* **What to do**
Which lines below hold the word "Expand"? Report each one.

begin Given entries

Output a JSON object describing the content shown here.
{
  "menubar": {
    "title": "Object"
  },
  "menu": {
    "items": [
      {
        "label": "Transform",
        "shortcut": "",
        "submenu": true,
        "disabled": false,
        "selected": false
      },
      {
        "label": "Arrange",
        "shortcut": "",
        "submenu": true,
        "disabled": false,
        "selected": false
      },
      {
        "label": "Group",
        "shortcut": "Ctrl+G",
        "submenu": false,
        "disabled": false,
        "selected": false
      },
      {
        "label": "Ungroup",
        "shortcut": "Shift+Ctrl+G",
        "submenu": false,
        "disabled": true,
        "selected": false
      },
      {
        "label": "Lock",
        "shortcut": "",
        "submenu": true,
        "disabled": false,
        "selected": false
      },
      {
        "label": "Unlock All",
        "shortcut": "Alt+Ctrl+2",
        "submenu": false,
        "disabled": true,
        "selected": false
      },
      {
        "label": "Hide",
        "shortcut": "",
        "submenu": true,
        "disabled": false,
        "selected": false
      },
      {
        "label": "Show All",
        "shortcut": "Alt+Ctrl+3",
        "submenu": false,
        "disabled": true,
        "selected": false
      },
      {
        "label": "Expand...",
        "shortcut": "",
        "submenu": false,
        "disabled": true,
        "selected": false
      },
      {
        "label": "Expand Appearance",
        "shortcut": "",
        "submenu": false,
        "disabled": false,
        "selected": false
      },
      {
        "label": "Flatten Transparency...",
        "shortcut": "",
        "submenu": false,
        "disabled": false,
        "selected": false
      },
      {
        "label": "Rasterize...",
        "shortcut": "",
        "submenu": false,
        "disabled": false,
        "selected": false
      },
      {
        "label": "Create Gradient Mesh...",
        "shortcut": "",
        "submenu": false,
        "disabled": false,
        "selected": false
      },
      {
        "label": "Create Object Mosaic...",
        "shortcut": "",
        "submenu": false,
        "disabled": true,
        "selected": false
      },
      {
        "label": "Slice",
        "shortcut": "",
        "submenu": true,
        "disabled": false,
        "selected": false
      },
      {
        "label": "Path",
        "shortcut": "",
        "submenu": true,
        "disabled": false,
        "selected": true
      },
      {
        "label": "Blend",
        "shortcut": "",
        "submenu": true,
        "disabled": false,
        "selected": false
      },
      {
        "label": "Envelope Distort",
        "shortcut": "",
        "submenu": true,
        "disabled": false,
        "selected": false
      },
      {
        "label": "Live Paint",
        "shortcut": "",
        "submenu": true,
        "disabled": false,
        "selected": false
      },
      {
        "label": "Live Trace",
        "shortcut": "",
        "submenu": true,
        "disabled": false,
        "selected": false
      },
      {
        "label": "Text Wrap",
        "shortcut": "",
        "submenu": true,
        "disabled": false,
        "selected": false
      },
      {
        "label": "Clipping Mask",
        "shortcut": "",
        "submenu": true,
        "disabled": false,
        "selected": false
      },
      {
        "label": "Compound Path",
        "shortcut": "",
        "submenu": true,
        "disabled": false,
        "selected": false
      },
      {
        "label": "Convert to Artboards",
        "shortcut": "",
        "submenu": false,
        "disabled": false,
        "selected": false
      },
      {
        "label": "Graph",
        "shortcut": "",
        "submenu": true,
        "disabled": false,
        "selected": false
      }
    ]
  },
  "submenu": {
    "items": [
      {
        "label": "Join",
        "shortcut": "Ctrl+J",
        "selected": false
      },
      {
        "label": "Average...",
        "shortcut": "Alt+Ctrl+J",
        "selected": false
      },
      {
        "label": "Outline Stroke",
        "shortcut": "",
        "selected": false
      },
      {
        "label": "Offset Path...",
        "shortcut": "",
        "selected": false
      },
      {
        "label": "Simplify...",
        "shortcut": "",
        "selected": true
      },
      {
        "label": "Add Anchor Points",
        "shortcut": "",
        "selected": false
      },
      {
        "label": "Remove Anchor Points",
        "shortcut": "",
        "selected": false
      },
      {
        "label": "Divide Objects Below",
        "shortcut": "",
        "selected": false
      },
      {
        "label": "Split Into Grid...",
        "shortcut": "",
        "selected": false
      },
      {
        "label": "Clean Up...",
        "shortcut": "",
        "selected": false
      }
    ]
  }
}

end Given entries

* **Task answer**
        "label": "Expand...",
        "label": "Expand Appearance",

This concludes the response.